#### PROBLEM DETAILS
Using the entries that follow, state how many lines contain the word "name". The response is that number and nothing more.

-- Begin SUPPLIED MATERIAL --

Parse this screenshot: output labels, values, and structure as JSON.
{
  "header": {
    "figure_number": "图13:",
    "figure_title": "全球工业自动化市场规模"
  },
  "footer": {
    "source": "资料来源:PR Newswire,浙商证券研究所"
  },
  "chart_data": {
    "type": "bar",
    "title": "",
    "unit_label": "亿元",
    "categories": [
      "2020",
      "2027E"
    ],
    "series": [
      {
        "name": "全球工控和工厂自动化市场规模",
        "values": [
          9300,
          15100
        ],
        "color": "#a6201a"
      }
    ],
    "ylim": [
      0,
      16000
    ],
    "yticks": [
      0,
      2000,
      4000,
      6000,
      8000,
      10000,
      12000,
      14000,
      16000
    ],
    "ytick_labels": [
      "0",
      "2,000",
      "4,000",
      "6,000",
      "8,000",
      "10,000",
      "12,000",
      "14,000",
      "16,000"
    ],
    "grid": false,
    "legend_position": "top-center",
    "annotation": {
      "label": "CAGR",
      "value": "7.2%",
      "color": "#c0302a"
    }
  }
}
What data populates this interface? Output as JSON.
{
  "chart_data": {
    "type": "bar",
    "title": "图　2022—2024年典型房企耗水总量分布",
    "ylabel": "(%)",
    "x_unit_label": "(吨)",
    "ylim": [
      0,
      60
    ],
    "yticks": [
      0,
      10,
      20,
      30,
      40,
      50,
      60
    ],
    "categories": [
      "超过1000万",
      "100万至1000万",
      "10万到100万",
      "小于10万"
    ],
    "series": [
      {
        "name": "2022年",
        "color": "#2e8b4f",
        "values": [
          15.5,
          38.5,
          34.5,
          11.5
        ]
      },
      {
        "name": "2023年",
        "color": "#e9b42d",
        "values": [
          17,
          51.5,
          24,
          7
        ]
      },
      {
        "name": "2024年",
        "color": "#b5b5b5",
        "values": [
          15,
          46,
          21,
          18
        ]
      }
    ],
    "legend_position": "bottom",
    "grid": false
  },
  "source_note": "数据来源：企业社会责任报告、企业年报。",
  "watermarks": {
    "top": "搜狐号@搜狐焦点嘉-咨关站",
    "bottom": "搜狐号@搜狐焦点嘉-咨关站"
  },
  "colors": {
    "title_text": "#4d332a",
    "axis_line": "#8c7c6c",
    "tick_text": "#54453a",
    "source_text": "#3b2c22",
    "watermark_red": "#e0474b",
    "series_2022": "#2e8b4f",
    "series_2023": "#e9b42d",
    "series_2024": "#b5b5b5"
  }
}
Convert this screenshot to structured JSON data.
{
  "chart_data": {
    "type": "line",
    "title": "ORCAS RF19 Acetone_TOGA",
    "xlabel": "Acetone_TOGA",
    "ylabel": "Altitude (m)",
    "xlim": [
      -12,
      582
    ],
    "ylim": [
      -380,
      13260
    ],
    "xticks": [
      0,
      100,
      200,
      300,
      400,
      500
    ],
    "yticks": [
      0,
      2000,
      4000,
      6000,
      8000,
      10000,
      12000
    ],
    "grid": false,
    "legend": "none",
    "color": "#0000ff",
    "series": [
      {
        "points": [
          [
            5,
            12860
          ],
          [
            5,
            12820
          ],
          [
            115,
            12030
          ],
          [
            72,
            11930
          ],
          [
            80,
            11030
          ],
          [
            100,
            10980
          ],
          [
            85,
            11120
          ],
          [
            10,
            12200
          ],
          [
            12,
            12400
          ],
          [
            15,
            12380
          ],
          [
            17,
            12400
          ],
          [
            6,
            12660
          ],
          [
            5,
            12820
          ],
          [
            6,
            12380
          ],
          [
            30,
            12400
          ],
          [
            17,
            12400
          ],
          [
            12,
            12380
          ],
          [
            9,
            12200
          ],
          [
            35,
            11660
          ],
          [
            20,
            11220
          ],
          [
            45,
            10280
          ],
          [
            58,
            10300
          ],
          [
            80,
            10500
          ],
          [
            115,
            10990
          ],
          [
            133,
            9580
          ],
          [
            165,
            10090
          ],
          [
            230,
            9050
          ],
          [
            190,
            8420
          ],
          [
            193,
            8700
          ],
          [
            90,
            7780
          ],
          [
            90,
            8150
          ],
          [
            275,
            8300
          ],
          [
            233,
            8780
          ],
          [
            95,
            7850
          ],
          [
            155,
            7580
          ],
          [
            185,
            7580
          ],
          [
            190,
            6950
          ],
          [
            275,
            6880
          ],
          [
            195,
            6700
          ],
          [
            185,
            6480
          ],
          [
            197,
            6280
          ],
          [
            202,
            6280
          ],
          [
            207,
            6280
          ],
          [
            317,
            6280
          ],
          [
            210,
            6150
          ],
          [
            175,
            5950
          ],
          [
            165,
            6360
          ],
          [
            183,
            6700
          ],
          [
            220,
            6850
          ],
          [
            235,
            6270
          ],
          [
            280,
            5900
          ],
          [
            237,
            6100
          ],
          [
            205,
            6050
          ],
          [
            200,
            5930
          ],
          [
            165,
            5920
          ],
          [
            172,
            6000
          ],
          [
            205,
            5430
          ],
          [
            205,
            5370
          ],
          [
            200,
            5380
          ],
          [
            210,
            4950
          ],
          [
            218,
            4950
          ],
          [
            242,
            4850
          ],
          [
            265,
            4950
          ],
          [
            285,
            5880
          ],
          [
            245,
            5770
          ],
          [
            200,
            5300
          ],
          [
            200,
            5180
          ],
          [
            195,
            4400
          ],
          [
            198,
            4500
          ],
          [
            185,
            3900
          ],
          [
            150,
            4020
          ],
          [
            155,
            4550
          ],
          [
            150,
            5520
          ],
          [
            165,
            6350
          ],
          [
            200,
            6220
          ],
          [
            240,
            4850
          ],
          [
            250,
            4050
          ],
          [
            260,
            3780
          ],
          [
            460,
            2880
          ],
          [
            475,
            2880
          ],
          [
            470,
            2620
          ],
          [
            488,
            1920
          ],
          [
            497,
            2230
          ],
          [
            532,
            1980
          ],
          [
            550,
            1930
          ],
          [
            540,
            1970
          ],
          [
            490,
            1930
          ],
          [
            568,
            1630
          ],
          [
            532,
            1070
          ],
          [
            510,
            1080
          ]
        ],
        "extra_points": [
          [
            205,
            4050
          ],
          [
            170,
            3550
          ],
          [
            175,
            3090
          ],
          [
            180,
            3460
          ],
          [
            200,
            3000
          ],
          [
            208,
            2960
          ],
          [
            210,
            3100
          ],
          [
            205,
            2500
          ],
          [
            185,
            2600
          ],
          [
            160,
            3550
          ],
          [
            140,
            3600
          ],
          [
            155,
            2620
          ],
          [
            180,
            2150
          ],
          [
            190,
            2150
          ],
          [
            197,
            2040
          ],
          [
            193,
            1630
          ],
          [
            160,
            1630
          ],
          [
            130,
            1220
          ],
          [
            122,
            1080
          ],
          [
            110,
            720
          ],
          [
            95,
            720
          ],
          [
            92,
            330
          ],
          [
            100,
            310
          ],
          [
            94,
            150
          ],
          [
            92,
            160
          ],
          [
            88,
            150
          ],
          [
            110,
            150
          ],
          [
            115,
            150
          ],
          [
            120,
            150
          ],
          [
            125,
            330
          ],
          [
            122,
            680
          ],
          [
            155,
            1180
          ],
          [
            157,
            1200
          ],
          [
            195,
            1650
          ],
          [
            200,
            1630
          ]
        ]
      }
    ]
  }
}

-- End SUPPLIED MATERIAL --

#### RIGHT ANSWER
4